- _TASK INSTRUCTIONS_: Leave out the images and repeat the listing below without a single change.
Start of RECORD LIST
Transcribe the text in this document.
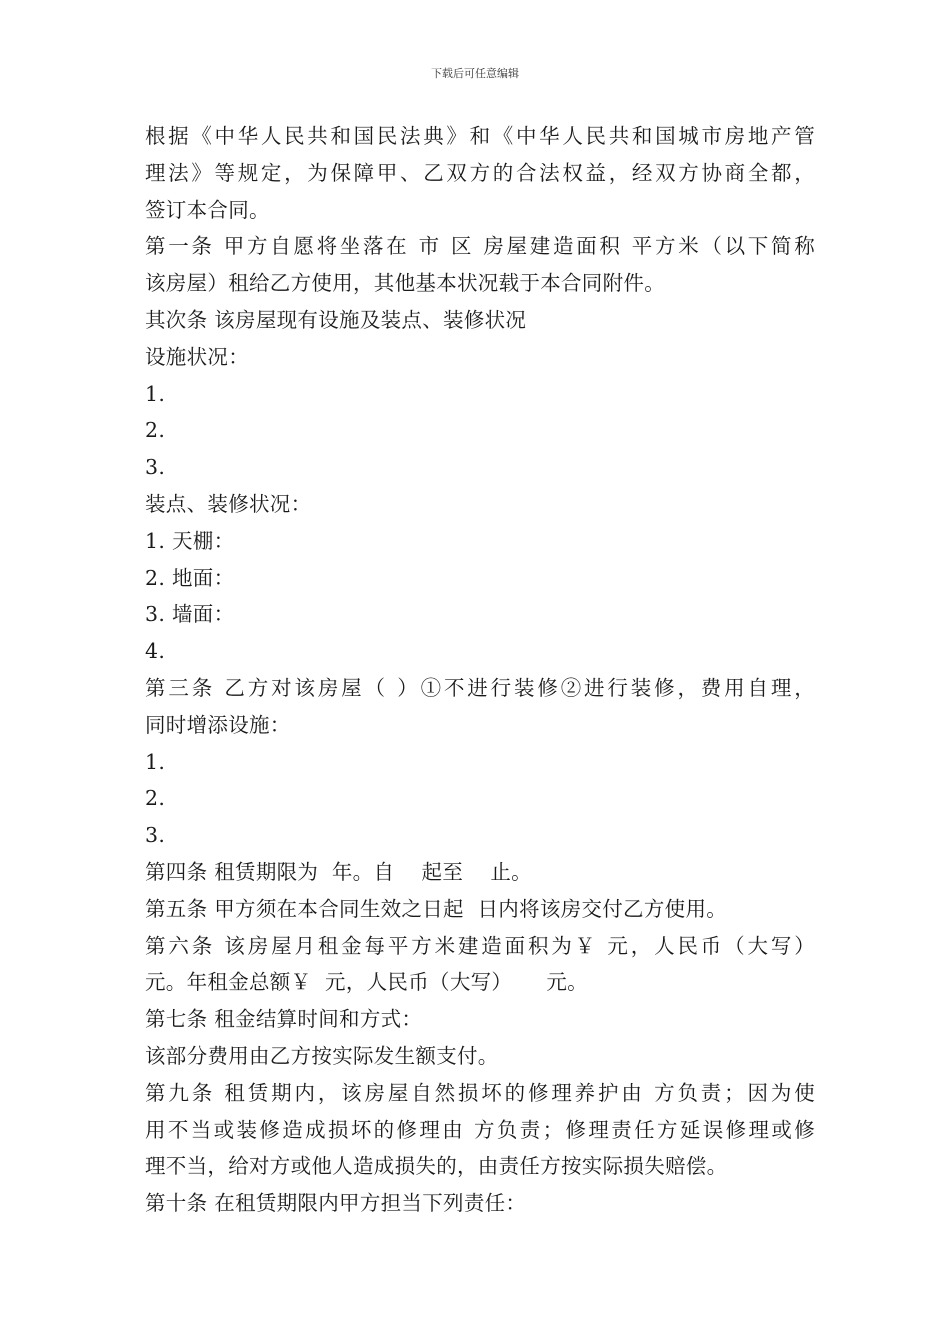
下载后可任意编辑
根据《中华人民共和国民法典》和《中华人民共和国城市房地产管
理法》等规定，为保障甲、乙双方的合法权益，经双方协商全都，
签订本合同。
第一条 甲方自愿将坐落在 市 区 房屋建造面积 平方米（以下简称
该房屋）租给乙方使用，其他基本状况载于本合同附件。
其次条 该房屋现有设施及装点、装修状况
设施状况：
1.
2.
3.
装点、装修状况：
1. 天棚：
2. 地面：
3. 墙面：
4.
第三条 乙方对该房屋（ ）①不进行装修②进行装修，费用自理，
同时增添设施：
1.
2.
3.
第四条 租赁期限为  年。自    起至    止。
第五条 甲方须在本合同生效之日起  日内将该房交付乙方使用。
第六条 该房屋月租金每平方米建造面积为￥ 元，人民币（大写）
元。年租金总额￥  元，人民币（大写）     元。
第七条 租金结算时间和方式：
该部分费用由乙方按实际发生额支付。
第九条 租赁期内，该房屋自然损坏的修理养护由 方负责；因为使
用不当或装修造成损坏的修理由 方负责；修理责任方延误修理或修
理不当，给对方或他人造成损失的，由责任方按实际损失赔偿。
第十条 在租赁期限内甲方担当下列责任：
End of RECORD LIST
- _EXERCISE ANSWER_:
Transcribe the text in this document.
下载后可任意编辑
根据《中华人民共和国民法典》和《中华人民共和国城市房地产管
理法》等规定，为保障甲、乙双方的合法权益，经双方协商全都，
签订本合同。
第一条 甲方自愿将坐落在 市 区 房屋建造面积 平方米（以下简称
该房屋）租给乙方使用，其他基本状况载于本合同附件。
其次条 该房屋现有设施及装点、装修状况
设施状况：
1.
2.
3.
装点、装修状况：
1. 天棚：
2. 地面：
3. 墙面：
4.
第三条 乙方对该房屋（ ）①不进行装修②进行装修，费用自理，
同时增添设施：
1.
2.
3.
第四条 租赁期限为  年。自    起至    止。
第五条 甲方须在本合同生效之日起  日内将该房交付乙方使用。
第六条 该房屋月租金每平方米建造面积为￥ 元，人民币（大写）
元。年租金总额￥  元，人民币（大写）     元。
第七条 租金结算时间和方式：
该部分费用由乙方按实际发生额支付。
第九条 租赁期内，该房屋自然损坏的修理养护由 方负责；因为使
用不当或装修造成损坏的修理由 方负责；修理责任方延误修理或修
理不当，给对方或他人造成损失的，由责任方按实际损失赔偿。
第十条 在租赁期限内甲方担当下列责任：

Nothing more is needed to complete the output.